*Exercise task*.
Without including any images, repeat the data exactly.

____

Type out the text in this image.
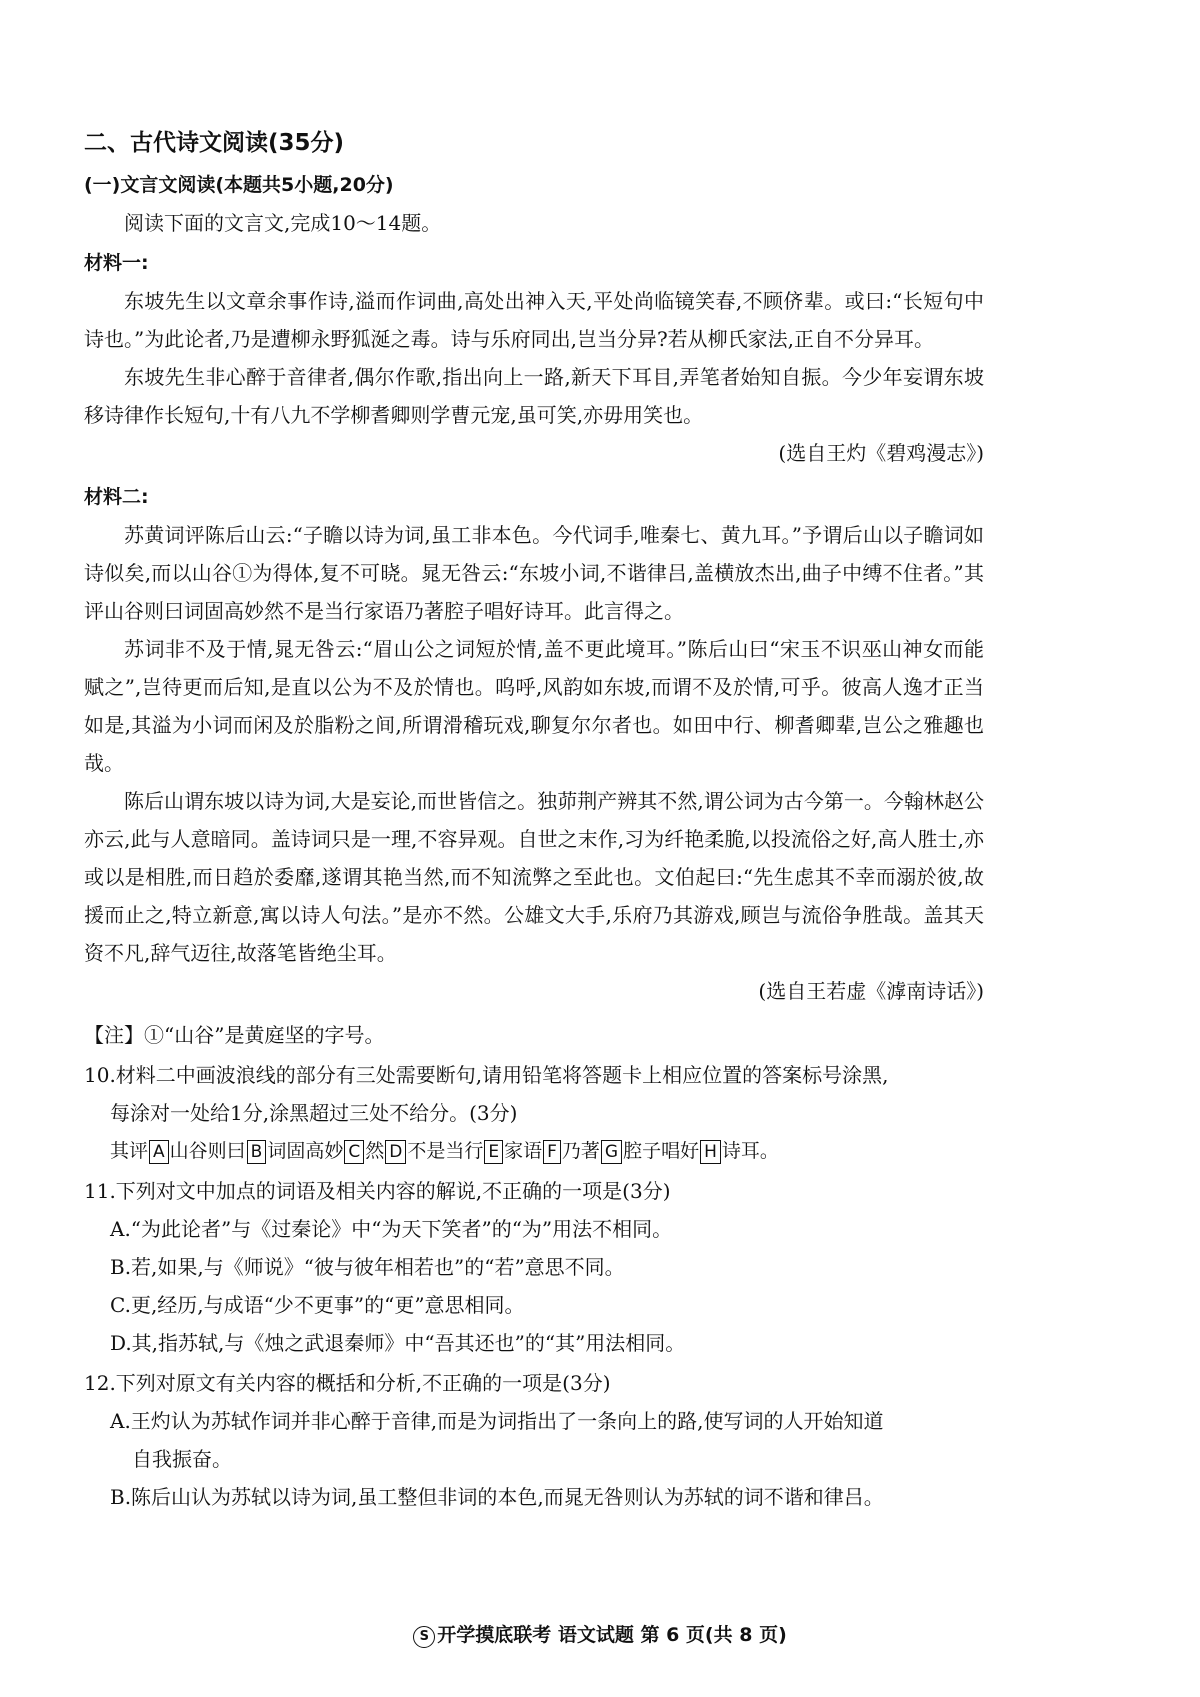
二、古代诗文阅读(35分)
(一)文言文阅读(本题共5小题,20分)
阅读下面的文言文,完成10～14题。
材料一:

东坡先生以文章余事作诗,溢而作词曲,高处出神入天,平处尚临镜笑春,不顾侪辈。或曰:“长短句中诗也。”为此论者,乃是遭柳永野狐涎之毒。诗与乐府同出,岂当分异?若从柳氏家法,正自不分异耳。

东坡先生非心醉于音律者,偶尔作歌,指出向上一路,新天下耳目,弄笔者始知自振。今少年妄谓东坡移诗律作长短句,十有八九不学柳耆卿则学曹元宠,虽可笑,亦毋用笑也。

(选自王灼《碧鸡漫志》)
材料二:

苏黄词评陈后山云:“子瞻以诗为词,虽工非本色。今代词手,唯秦七、黄九耳。”予谓后山以子瞻词如诗似矣,而以山谷①为得体,复不可晓。晁无咎云:“东坡小词,不谐律吕,盖横放杰出,曲子中缚不住者。”其评山谷则曰词固高妙然不是当行家语乃著腔子唱好诗耳。此言得之。

苏词非不及于情,晁无咎云:“眉山公之词短於情,盖不更此境耳。”陈后山曰“宋玉不识巫山神女而能赋之”,岂待更而后知,是直以公为不及於情也。呜呼,风韵如东坡,而谓不及於情,可乎。彼高人逸才正当如是,其溢为小词而闲及於脂粉之间,所谓滑稽玩戏,聊复尔尔者也。如田中行、柳耆卿辈,岂公之雅趣也哉。

陈后山谓东坡以诗为词,大是妄论,而世皆信之。独茆荆产辨其不然,谓公词为古今第一。今翰林赵公亦云,此与人意暗同。盖诗词只是一理,不容异观。自世之末作,习为纤艳柔脆,以投流俗之好,高人胜士,亦或以是相胜,而日趋於委靡,遂谓其艳当然,而不知流弊之至此也。文伯起曰:“先生虑其不幸而溺於彼,故援而止之,特立新意,寓以诗人句法。”是亦不然。公雄文大手,乐府乃其游戏,顾岂与流俗争胜哉。盖其天资不凡,辞气迈往,故落笔皆绝尘耳。

(选自王若虚《滹南诗话》)
【注】①“山谷”是黄庭坚的字号。
10.材料二中画波浪线的部分有三处需要断句,请用铅笔将答题卡上相应位置的答案标号涂黑,
每涂对一处给1分,涂黑超过三处不给分。(3分)
其评 A 山谷则曰 B 词固高妙 C 然 D 不是当行 E 家语 F 乃著 G 腔子唱好 H 诗耳。
11.下列对文中加点的词语及相关内容的解说,不正确的一项是(3分)
A.“为此论者”与《过秦论》中“为天下笑者”的“为”用法不相同。
B.若,如果,与《师说》“彼与彼年相若也”的“若”意思不同。
C.更,经历,与成语“少不更事”的“更”意思相同。
D.其,指苏轼,与《烛之武退秦师》中“吾其还也”的“其”用法相同。
12.下列对原文有关内容的概括和分析,不正确的一项是(3分)
A.王灼认为苏轼作词并非心醉于音律,而是为词指出了一条向上的路,使写词的人开始知道
自我振奋。
B.陈后山认为苏轼以诗为词,虽工整但非词的本色,而晁无咎则认为苏轼的词不谐和律吕。
S 开学摸底联考 语文试题 第 6 页(共 8 页)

____

*Correct output*.
Type out the text in this image.
二、古代诗文阅读(35分)
(一)文言文阅读(本题共5小题,20分)
阅读下面的文言文,完成10～14题。
材料一:

东坡先生以文章余事作诗,溢而作词曲,高处出神入天,平处尚临镜笑春,不顾侪辈。或曰:“长短句中诗也。”为此论者,乃是遭柳永野狐涎之毒。诗与乐府同出,岂当分异?若从柳氏家法,正自不分异耳。

东坡先生非心醉于音律者,偶尔作歌,指出向上一路,新天下耳目,弄笔者始知自振。今少年妄谓东坡移诗律作长短句,十有八九不学柳耆卿则学曹元宠,虽可笑,亦毋用笑也。

(选自王灼《碧鸡漫志》)
材料二:

苏黄词评陈后山云:“子瞻以诗为词,虽工非本色。今代词手,唯秦七、黄九耳。”予谓后山以子瞻词如诗似矣,而以山谷①为得体,复不可晓。晁无咎云:“东坡小词,不谐律吕,盖横放杰出,曲子中缚不住者。”其评山谷则曰词固高妙然不是当行家语乃著腔子唱好诗耳。此言得之。

苏词非不及于情,晁无咎云:“眉山公之词短於情,盖不更此境耳。”陈后山曰“宋玉不识巫山神女而能赋之”,岂待更而后知,是直以公为不及於情也。呜呼,风韵如东坡,而谓不及於情,可乎。彼高人逸才正当如是,其溢为小词而闲及於脂粉之间,所谓滑稽玩戏,聊复尔尔者也。如田中行、柳耆卿辈,岂公之雅趣也哉。

陈后山谓东坡以诗为词,大是妄论,而世皆信之。独茆荆产辨其不然,谓公词为古今第一。今翰林赵公亦云,此与人意暗同。盖诗词只是一理,不容异观。自世之末作,习为纤艳柔脆,以投流俗之好,高人胜士,亦或以是相胜,而日趋於委靡,遂谓其艳当然,而不知流弊之至此也。文伯起曰:“先生虑其不幸而溺於彼,故援而止之,特立新意,寓以诗人句法。”是亦不然。公雄文大手,乐府乃其游戏,顾岂与流俗争胜哉。盖其天资不凡,辞气迈往,故落笔皆绝尘耳。

(选自王若虚《滹南诗话》)
【注】①“山谷”是黄庭坚的字号。
10.材料二中画波浪线的部分有三处需要断句,请用铅笔将答题卡上相应位置的答案标号涂黑,
每涂对一处给1分,涂黑超过三处不给分。(3分)
其评 A 山谷则曰 B 词固高妙 C 然 D 不是当行 E 家语 F 乃著 G 腔子唱好 H 诗耳。
11.下列对文中加点的词语及相关内容的解说,不正确的一项是(3分)
A.“为此论者”与《过秦论》中“为天下笑者”的“为”用法不相同。
B.若,如果,与《师说》“彼与彼年相若也”的“若”意思不同。
C.更,经历,与成语“少不更事”的“更”意思相同。
D.其,指苏轼,与《烛之武退秦师》中“吾其还也”的“其”用法相同。
12.下列对原文有关内容的概括和分析,不正确的一项是(3分)
A.王灼认为苏轼作词并非心醉于音律,而是为词指出了一条向上的路,使写词的人开始知道
自我振奋。
B.陈后山认为苏轼以诗为词,虽工整但非词的本色,而晁无咎则认为苏轼的词不谐和律吕。
S 开学摸底联考 语文试题 第 6 页(共 8 页)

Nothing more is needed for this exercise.